-- Do this --
Filter for the word "category" and keep each matching line.
== Data for this task ==
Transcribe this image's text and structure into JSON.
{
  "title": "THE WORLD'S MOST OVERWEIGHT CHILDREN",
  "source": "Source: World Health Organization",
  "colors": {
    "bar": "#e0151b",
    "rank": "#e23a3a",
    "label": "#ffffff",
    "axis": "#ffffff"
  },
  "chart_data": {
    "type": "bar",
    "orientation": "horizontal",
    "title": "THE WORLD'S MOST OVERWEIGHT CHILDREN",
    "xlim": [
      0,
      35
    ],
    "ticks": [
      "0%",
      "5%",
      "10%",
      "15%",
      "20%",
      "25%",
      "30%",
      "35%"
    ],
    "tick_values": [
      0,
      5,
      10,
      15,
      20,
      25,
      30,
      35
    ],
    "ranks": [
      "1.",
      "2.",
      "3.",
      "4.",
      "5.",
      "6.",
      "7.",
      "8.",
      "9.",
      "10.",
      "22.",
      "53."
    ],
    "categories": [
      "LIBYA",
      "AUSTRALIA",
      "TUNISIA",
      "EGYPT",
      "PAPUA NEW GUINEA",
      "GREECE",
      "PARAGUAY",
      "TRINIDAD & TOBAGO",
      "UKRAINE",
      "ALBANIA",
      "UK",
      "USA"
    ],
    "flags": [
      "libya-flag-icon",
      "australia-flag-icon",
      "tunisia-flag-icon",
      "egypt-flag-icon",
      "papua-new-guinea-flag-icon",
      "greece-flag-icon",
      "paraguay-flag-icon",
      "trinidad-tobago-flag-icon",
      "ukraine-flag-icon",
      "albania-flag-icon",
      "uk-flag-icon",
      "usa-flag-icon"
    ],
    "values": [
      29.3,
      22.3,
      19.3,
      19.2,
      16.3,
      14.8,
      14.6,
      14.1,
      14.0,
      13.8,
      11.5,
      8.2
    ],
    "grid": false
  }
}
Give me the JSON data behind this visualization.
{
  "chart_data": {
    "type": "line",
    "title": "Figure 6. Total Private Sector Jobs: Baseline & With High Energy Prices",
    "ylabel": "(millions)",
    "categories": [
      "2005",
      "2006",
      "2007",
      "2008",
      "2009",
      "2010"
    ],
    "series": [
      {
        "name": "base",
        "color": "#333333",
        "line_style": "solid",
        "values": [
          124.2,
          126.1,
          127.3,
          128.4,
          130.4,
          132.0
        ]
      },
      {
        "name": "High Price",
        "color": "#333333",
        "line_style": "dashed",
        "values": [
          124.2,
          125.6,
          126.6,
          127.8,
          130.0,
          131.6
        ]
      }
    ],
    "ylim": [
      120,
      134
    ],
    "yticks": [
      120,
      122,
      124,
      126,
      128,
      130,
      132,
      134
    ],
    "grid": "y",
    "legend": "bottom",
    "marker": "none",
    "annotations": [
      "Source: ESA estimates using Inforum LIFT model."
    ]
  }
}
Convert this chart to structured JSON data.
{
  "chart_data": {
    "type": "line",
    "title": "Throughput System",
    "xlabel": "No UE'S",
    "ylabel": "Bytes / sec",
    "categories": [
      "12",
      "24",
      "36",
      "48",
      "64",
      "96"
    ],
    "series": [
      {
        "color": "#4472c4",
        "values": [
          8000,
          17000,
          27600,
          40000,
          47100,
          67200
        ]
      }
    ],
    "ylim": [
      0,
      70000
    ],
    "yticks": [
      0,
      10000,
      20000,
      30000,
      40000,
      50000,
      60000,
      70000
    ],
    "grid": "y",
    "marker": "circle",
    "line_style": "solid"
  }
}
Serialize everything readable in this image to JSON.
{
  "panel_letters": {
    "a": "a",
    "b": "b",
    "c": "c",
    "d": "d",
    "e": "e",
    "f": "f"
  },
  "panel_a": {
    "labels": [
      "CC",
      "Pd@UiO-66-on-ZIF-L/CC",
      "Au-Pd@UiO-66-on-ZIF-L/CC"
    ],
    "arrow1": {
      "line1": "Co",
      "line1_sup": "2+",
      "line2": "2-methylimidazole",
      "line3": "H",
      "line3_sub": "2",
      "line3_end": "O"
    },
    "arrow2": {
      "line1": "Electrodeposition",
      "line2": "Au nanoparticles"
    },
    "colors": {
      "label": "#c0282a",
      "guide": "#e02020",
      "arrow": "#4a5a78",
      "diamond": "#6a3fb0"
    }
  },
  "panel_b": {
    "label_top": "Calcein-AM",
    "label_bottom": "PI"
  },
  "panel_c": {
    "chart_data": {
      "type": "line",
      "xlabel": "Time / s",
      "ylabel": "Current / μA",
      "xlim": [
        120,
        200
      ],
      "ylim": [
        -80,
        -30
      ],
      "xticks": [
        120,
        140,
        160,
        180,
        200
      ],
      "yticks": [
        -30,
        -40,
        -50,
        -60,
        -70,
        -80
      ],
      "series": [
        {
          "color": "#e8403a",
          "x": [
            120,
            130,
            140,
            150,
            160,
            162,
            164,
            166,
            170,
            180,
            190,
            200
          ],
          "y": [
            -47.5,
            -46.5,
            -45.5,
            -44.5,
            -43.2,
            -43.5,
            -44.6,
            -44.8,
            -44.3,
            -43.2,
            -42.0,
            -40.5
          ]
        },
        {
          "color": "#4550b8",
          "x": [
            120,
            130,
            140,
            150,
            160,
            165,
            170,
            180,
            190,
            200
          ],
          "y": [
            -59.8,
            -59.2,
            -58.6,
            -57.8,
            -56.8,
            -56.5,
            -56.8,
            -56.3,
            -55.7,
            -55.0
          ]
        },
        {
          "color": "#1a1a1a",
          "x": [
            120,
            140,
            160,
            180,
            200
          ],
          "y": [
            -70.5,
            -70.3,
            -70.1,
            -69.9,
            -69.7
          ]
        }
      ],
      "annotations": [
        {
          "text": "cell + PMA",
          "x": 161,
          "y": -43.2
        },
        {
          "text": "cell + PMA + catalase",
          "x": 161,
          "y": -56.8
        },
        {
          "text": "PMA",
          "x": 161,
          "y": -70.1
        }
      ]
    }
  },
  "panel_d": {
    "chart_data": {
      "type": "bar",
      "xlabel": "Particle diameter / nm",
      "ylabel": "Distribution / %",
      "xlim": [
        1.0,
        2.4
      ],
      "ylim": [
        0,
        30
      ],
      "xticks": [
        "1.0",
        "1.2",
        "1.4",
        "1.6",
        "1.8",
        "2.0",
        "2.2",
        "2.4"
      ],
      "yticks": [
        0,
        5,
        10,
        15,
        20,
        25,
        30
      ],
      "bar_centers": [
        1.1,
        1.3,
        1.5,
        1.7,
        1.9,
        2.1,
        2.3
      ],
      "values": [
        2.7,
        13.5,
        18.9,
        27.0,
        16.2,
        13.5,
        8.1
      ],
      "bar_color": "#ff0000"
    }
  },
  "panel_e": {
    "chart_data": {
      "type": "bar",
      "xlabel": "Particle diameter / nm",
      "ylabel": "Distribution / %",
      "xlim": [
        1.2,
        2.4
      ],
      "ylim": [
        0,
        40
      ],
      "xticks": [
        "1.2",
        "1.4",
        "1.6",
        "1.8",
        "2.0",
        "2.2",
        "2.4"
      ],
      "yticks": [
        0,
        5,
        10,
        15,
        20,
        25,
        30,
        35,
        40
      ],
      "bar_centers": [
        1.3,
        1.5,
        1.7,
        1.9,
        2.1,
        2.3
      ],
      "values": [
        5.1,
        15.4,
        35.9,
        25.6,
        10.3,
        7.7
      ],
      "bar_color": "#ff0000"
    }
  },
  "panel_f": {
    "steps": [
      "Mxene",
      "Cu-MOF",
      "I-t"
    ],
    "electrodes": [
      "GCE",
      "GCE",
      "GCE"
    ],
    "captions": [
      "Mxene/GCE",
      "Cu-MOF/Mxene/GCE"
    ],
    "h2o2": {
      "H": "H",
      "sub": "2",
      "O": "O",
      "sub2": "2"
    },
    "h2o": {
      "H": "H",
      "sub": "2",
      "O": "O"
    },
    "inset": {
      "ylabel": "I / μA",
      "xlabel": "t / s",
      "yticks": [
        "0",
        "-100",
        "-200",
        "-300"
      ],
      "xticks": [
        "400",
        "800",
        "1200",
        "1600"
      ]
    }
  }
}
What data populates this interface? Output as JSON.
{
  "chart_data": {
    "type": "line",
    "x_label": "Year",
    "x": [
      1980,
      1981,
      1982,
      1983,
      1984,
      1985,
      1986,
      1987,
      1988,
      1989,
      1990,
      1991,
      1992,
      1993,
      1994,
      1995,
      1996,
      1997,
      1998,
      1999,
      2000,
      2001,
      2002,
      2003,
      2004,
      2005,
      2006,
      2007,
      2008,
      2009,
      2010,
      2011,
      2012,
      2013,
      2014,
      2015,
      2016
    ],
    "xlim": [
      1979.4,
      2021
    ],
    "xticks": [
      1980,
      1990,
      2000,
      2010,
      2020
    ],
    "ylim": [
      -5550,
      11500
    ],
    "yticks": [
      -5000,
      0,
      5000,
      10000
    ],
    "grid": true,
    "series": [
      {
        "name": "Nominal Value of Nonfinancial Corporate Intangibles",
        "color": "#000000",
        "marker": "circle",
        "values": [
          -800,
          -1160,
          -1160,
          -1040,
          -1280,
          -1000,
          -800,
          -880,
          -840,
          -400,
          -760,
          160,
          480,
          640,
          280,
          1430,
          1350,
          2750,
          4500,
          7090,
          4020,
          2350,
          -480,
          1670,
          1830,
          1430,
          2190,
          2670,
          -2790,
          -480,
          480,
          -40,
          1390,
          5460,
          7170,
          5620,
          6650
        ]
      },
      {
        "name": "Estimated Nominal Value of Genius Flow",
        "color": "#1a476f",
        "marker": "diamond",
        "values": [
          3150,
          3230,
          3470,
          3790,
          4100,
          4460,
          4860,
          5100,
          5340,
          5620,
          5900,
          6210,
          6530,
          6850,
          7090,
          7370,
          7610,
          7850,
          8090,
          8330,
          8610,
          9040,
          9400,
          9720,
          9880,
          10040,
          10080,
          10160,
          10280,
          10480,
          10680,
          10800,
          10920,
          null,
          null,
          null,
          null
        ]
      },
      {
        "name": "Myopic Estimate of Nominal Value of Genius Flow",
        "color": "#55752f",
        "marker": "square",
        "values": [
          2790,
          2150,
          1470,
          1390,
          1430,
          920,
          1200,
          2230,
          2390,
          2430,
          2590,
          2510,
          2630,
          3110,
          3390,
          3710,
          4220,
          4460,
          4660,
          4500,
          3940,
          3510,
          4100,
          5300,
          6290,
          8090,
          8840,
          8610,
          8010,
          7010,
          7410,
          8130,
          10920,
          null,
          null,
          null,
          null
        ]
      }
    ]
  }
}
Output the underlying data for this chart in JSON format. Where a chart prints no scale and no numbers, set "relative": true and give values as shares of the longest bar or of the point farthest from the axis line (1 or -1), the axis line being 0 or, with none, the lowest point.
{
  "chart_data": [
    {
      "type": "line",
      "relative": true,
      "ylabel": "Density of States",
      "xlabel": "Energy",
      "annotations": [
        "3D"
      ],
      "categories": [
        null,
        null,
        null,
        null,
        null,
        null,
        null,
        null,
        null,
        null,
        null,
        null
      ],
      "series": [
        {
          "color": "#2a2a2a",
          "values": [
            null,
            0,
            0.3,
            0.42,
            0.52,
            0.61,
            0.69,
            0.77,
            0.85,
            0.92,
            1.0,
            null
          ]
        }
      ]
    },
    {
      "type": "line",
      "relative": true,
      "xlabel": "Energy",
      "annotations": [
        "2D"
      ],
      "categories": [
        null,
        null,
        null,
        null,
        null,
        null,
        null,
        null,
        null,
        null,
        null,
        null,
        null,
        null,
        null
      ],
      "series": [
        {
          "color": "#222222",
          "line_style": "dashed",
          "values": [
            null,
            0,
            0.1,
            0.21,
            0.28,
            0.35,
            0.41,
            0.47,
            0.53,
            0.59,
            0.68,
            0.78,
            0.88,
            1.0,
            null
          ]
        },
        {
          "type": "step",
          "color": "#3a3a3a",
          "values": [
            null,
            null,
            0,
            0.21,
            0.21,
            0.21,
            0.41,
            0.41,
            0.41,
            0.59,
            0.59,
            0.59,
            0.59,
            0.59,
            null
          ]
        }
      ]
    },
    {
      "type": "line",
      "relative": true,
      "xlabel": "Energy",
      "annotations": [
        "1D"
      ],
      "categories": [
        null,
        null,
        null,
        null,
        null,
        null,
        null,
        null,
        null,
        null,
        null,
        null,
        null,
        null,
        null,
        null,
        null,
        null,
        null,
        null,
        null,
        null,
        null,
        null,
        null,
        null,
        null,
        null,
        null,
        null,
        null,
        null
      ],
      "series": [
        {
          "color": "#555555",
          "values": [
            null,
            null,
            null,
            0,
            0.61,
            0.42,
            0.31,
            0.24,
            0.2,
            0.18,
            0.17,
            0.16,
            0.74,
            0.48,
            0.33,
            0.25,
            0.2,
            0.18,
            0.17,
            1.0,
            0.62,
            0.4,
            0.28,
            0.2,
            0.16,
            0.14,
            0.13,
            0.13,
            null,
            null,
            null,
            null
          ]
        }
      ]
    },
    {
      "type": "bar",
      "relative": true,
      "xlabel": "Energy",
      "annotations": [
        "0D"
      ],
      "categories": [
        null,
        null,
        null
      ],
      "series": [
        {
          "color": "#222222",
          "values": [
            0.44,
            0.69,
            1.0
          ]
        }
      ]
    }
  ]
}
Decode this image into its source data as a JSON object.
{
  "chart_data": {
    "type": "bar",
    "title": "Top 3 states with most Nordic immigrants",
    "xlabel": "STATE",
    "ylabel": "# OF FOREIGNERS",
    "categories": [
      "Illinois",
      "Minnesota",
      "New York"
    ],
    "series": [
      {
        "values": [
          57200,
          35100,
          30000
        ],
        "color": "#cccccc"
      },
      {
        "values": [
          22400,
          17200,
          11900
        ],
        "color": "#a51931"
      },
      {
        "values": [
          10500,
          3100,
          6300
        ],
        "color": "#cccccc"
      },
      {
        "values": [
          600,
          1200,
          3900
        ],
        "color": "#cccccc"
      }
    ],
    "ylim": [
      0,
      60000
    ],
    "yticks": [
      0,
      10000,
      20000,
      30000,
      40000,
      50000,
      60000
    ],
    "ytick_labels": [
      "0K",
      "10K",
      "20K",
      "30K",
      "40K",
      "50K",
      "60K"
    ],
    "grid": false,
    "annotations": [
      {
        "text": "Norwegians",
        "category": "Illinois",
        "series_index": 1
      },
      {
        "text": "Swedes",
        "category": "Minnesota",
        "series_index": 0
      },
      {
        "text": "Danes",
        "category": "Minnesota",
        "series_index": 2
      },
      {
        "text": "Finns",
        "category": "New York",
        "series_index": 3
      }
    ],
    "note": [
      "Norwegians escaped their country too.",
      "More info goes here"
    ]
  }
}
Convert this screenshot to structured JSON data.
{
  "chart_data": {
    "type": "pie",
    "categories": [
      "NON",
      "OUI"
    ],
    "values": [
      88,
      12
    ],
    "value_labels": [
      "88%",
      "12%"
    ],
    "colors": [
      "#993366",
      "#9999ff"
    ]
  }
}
===
-- Answer to this exercise --
        "category": "Illinois",
        "category": "Minnesota",
        "category": "Minnesota",
        "category": "New York",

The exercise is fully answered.